Goal - Copy out the rows verbatim, starting at the first row and ending at the row that contains "horizontal-scrollbar[interactable] (0, 1064, 1550, 1084)".

begin

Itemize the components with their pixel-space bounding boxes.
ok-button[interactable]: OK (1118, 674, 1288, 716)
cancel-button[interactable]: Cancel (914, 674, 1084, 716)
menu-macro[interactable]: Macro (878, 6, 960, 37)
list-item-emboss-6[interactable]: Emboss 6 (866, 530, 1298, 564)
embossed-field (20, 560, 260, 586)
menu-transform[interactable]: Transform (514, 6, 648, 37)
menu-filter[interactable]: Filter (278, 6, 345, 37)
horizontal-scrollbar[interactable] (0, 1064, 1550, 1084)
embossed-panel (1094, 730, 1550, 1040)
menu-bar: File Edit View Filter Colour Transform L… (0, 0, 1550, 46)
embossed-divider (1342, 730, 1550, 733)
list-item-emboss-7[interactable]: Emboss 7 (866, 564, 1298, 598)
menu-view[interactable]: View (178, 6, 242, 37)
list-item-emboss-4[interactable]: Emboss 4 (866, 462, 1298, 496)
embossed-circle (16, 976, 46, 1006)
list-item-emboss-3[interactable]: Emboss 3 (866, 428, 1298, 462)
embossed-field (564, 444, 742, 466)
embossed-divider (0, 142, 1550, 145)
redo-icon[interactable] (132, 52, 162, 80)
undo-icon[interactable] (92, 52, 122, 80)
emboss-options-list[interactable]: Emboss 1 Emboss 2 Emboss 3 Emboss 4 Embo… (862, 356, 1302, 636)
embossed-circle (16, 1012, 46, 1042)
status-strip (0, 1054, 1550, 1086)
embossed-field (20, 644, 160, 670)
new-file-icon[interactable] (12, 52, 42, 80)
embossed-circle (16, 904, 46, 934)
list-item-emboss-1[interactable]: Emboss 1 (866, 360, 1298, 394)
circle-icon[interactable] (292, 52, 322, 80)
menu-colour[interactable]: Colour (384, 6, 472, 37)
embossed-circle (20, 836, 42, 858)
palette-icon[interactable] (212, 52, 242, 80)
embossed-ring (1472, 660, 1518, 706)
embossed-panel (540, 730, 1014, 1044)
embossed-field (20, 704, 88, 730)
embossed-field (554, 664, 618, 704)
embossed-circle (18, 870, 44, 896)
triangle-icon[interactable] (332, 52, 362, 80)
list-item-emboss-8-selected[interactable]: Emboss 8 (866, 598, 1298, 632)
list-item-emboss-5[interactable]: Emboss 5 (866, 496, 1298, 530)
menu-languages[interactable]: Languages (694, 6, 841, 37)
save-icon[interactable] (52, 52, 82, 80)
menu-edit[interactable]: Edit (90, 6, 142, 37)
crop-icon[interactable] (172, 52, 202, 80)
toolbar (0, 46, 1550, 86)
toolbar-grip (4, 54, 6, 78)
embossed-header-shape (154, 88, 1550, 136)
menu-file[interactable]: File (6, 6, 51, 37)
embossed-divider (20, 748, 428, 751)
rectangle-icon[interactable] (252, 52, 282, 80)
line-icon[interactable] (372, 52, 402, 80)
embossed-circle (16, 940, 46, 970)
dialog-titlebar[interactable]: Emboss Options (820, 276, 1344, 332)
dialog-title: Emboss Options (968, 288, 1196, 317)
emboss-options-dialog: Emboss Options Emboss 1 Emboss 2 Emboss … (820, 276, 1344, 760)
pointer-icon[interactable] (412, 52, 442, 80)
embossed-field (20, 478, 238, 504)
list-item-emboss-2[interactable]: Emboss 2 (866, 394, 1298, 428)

end

Complete output -
Itemize the components with their pixel-space bounding boxes.
ok-button[interactable]: OK (1118, 674, 1288, 716)
cancel-button[interactable]: Cancel (914, 674, 1084, 716)
menu-macro[interactable]: Macro (878, 6, 960, 37)
list-item-emboss-6[interactable]: Emboss 6 (866, 530, 1298, 564)
embossed-field (20, 560, 260, 586)
menu-transform[interactable]: Transform (514, 6, 648, 37)
menu-filter[interactable]: Filter (278, 6, 345, 37)
horizontal-scrollbar[interactable] (0, 1064, 1550, 1084)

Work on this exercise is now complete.